- _PROMPT_:
Read the lines below. Copy out any that hold the string "aprovada".

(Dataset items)
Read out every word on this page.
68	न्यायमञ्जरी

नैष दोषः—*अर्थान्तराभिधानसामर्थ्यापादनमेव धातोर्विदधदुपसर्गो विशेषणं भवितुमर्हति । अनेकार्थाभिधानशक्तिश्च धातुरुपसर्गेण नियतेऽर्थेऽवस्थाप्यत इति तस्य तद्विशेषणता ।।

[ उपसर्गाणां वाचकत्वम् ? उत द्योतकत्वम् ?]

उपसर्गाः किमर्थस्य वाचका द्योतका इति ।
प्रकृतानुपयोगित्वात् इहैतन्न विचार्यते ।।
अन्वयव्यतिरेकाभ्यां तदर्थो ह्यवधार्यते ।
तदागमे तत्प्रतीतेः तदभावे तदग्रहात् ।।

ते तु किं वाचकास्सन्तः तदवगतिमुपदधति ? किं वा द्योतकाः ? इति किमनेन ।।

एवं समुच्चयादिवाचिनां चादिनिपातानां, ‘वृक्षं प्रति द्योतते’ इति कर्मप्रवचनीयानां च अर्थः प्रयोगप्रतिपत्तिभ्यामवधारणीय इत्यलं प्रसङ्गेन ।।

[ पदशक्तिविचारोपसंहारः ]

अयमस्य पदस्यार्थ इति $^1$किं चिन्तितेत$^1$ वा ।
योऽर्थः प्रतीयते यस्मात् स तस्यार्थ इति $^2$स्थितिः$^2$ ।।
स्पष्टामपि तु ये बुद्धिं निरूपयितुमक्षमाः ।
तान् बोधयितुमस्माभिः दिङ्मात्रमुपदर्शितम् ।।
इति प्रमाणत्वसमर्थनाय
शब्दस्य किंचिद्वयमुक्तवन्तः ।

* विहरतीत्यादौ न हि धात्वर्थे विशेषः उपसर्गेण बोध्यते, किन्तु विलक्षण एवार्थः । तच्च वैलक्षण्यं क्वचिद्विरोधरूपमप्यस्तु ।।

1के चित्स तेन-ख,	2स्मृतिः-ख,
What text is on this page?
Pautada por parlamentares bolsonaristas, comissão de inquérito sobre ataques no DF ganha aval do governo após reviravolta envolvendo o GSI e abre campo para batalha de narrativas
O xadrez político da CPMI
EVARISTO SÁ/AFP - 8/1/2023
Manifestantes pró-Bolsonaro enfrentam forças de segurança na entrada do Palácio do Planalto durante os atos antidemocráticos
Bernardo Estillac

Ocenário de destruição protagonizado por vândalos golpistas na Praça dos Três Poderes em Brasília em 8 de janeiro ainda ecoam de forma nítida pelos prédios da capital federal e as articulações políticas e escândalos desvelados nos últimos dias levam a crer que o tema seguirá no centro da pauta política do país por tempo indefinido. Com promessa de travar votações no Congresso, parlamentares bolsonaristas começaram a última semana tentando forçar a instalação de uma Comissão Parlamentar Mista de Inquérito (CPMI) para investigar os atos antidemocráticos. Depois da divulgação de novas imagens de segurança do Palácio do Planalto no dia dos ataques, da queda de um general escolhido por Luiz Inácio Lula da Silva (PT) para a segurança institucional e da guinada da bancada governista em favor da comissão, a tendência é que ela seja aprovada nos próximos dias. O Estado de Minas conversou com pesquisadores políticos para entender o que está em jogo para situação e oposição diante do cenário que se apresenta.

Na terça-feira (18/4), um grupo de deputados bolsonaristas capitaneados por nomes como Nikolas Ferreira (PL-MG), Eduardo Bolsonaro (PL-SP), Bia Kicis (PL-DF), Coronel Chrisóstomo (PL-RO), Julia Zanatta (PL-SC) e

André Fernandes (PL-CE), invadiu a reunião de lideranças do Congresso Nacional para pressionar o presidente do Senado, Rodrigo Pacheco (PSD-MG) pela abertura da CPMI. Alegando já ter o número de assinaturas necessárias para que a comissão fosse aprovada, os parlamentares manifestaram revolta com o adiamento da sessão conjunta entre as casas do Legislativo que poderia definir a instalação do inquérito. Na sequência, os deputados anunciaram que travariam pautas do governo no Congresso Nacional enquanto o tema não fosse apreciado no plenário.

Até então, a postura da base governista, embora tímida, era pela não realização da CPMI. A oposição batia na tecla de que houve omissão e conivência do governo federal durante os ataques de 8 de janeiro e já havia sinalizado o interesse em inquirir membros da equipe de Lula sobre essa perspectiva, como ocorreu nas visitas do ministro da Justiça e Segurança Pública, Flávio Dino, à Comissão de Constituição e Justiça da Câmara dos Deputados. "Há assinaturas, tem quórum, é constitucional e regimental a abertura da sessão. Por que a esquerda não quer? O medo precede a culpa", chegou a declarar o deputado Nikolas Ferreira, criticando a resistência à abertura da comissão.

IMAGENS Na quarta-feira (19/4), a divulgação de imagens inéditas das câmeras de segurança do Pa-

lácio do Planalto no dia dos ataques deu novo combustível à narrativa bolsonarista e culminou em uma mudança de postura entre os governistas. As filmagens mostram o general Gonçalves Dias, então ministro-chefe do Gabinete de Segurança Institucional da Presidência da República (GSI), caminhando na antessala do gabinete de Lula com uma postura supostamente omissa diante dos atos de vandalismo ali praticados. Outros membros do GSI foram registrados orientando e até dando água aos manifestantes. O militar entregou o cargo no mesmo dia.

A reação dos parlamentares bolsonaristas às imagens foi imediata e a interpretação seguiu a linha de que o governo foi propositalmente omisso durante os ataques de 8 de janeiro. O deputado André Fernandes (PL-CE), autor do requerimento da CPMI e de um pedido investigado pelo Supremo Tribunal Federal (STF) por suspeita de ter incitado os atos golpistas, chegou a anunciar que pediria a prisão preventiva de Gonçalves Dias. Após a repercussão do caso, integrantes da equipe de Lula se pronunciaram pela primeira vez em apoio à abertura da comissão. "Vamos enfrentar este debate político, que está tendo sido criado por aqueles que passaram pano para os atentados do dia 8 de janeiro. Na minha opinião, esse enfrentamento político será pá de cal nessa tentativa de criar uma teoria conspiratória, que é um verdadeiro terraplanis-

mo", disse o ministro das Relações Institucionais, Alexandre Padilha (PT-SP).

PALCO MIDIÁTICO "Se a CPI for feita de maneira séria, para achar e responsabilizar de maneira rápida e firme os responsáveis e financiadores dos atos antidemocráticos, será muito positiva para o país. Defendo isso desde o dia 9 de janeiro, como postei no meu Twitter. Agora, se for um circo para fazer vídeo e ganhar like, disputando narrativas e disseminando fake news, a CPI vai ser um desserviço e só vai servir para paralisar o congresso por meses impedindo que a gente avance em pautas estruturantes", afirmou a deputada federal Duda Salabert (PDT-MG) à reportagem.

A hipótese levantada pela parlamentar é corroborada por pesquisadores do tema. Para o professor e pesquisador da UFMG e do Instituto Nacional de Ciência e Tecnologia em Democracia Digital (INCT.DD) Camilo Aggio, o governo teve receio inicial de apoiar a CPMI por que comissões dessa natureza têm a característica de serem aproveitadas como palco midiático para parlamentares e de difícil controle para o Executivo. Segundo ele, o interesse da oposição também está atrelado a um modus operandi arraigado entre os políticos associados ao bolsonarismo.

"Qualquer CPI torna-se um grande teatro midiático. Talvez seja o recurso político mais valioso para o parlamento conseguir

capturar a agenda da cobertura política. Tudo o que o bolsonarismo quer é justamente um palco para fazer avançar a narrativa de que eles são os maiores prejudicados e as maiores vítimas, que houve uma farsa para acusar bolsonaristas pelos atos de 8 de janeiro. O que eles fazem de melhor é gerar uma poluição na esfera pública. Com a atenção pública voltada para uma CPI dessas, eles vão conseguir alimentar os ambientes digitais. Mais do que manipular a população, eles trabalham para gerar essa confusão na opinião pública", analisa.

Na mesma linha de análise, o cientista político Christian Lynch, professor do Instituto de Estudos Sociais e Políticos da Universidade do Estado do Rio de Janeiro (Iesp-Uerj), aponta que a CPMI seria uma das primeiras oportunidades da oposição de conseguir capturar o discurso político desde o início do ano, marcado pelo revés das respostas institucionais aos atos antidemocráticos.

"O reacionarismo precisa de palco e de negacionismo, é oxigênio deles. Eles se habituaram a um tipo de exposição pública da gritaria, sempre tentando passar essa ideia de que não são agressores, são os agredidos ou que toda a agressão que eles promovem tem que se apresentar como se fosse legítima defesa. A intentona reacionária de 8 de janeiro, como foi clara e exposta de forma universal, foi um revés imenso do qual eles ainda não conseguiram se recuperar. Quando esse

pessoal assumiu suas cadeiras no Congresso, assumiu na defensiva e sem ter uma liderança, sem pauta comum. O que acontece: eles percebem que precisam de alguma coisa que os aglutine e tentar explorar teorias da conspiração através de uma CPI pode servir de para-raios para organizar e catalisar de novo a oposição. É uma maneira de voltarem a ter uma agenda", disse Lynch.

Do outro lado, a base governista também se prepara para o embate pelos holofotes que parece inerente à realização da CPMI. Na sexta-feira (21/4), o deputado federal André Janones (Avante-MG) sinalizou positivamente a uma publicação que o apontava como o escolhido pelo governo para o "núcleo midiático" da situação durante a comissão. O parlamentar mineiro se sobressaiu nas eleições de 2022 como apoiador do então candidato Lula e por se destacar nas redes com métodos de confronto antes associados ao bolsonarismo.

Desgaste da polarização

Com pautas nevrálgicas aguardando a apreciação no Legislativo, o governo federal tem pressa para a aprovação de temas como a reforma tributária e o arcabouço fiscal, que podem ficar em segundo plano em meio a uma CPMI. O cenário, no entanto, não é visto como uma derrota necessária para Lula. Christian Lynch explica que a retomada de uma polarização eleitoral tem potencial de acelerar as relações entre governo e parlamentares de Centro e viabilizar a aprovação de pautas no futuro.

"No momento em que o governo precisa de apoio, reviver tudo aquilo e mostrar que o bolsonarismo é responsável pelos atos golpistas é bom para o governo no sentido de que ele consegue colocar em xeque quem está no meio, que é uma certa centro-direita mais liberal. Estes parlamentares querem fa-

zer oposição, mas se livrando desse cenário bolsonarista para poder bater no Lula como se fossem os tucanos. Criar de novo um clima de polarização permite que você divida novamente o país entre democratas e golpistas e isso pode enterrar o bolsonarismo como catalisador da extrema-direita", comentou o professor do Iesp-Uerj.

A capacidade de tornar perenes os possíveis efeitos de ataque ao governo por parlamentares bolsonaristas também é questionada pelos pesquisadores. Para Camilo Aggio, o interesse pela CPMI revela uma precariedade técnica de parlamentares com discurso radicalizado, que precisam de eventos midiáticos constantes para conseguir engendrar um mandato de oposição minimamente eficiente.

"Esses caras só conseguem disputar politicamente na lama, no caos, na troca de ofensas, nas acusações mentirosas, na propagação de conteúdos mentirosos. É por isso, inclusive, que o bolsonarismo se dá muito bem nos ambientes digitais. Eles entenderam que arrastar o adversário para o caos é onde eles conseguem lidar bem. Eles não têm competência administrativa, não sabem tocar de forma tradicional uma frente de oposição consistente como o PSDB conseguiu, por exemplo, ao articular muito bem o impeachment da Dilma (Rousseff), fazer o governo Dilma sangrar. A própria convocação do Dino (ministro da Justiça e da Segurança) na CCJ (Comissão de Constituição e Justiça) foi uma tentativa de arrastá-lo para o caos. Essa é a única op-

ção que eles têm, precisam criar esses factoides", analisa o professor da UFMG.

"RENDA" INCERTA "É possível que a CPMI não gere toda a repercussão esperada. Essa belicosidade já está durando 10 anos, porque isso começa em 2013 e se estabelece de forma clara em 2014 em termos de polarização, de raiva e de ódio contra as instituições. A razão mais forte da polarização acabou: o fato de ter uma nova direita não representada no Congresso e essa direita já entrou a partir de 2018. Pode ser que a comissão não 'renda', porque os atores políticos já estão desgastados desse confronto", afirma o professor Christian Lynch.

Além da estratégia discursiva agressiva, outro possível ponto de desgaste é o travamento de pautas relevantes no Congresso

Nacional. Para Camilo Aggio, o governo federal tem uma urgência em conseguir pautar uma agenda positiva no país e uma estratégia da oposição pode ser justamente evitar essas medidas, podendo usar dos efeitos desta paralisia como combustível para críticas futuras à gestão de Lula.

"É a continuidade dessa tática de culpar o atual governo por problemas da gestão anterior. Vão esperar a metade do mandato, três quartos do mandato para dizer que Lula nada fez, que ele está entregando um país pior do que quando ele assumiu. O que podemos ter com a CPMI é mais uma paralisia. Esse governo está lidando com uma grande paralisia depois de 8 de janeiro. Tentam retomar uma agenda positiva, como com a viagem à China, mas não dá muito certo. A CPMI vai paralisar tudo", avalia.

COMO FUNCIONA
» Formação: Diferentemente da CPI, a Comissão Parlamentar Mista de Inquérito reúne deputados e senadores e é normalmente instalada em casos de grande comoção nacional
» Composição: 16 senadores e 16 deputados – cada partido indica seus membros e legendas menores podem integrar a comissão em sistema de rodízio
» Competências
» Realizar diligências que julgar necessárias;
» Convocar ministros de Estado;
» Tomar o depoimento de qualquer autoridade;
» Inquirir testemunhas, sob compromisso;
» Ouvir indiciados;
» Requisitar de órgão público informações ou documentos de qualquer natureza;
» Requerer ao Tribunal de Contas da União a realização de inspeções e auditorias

- _FULL SOLUTION_:
Ocenário de destruição protagonizado por vândalos golpistas na Praça dos Três Poderes em Brasília em 8 de janeiro ainda ecoam de forma nítida pelos prédios da capital federal e as articulações políticas e escândalos desvelados nos últimos dias levam a crer que o tema seguirá no centro da pauta política do país por tempo indefinido. Com promessa de travar votações no Congresso, parlamentares bolsonaristas começaram a última semana tentando forçar a instalação de uma Comissão Parlamentar Mista de Inquérito (CPMI) para investigar os atos antidemocráticos. Depois da divulgação de novas imagens de segurança do Palácio do Planalto no dia dos ataques, da queda de um general escolhido por Luiz Inácio Lula da Silva (PT) para a segurança institucional e da guinada da bancada governista em favor da comissão, a tendência é que ela seja aprovada nos próximos dias. O Estado de Minas conversou com pesquisadores políticos para entender o que está em jogo para situação e oposição diante do cenário que se apresenta.
André Fernandes (PL-CE), invadiu a reunião de lideranças do Congresso Nacional para pressionar o presidente do Senado, Rodrigo Pacheco (PSD-MG) pela abertura da CPMI. Alegando já ter o número de assinaturas necessárias para que a comissão fosse aprovada, os parlamentares manifestaram revolta com o adiamento da sessão conjunta entre as casas do Legislativo que poderia definir a instalação do inquérito. Na sequência, os deputados anunciaram que travariam pautas do governo no Congresso Nacional enquanto o tema não fosse apreciado no plenário.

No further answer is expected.